[Extracted records]
________________________

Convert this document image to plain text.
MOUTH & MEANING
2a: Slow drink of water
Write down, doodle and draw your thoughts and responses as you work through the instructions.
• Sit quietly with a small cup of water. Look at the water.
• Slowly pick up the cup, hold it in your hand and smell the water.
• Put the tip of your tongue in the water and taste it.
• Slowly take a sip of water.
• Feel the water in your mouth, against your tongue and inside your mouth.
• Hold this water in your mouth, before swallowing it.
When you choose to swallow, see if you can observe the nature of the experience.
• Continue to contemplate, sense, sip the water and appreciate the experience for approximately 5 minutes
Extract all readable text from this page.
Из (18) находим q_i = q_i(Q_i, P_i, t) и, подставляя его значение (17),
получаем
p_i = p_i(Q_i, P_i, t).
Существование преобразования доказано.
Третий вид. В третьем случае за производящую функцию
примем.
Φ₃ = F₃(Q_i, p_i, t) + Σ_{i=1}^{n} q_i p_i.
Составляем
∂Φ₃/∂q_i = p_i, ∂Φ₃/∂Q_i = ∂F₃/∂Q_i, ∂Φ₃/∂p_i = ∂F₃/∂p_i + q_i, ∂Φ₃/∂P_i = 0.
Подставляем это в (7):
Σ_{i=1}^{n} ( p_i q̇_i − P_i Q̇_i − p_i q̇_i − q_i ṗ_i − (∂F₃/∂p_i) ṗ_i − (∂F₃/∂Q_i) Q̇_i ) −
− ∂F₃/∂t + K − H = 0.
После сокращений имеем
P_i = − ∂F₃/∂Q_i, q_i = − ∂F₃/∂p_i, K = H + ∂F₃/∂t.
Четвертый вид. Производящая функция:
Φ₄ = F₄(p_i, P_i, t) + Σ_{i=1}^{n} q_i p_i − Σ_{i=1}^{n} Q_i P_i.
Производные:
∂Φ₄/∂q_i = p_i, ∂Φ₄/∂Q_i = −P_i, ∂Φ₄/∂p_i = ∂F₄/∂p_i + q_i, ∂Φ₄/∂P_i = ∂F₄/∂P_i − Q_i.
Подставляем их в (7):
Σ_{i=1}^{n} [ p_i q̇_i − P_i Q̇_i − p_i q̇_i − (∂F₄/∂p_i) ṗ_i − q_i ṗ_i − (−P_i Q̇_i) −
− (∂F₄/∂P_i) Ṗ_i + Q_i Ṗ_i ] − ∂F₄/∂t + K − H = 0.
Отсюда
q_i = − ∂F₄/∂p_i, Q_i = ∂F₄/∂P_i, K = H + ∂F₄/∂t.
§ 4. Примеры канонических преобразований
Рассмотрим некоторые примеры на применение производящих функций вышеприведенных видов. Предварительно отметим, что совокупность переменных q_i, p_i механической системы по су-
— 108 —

________________________

Transcribe the full listing above without leaving anything out.

Right answer:
Convert this document image to plain text.
MOUTH & MEANING
2a: Slow drink of water
Write down, doodle and draw your thoughts and responses as you work through the instructions.
• Sit quietly with a small cup of water. Look at the water.
• Slowly pick up the cup, hold it in your hand and smell the water.
• Put the tip of your tongue in the water and taste it.
• Slowly take a sip of water.
• Feel the water in your mouth, against your tongue and inside your mouth.
• Hold this water in your mouth, before swallowing it.
When you choose to swallow, see if you can observe the nature of the experience.
• Continue to contemplate, sense, sip the water and appreciate the experience for approximately 5 minutes
Extract all readable text from this page.
Из (18) находим q_i = q_i(Q_i, P_i, t) и, подставляя его значение (17),
получаем
p_i = p_i(Q_i, P_i, t).
Существование преобразования доказано.
Третий вид. В третьем случае за производящую функцию
примем.
Φ₃ = F₃(Q_i, p_i, t) + Σ_{i=1}^{n} q_i p_i.
Составляем
∂Φ₃/∂q_i = p_i, ∂Φ₃/∂Q_i = ∂F₃/∂Q_i, ∂Φ₃/∂p_i = ∂F₃/∂p_i + q_i, ∂Φ₃/∂P_i = 0.
Подставляем это в (7):
Σ_{i=1}^{n} ( p_i q̇_i − P_i Q̇_i − p_i q̇_i − q_i ṗ_i − (∂F₃/∂p_i) ṗ_i − (∂F₃/∂Q_i) Q̇_i ) −
− ∂F₃/∂t + K − H = 0.
После сокращений имеем
P_i = − ∂F₃/∂Q_i, q_i = − ∂F₃/∂p_i, K = H + ∂F₃/∂t.
Четвертый вид. Производящая функция:
Φ₄ = F₄(p_i, P_i, t) + Σ_{i=1}^{n} q_i p_i − Σ_{i=1}^{n} Q_i P_i.
Производные:
∂Φ₄/∂q_i = p_i, ∂Φ₄/∂Q_i = −P_i, ∂Φ₄/∂p_i = ∂F₄/∂p_i + q_i, ∂Φ₄/∂P_i = ∂F₄/∂P_i − Q_i.
Подставляем их в (7):
Σ_{i=1}^{n} [ p_i q̇_i − P_i Q̇_i − p_i q̇_i − (∂F₄/∂p_i) ṗ_i − q_i ṗ_i − (−P_i Q̇_i) −
− (∂F₄/∂P_i) Ṗ_i + Q_i Ṗ_i ] − ∂F₄/∂t + K − H = 0.
Отсюда
q_i = − ∂F₄/∂p_i, Q_i = ∂F₄/∂P_i, K = H + ∂F₄/∂t.
§ 4. Примеры канонических преобразований
Рассмотрим некоторые примеры на применение производящих функций вышеприведенных видов. Предварительно отметим, что совокупность переменных q_i, p_i механической системы по су-
— 108 —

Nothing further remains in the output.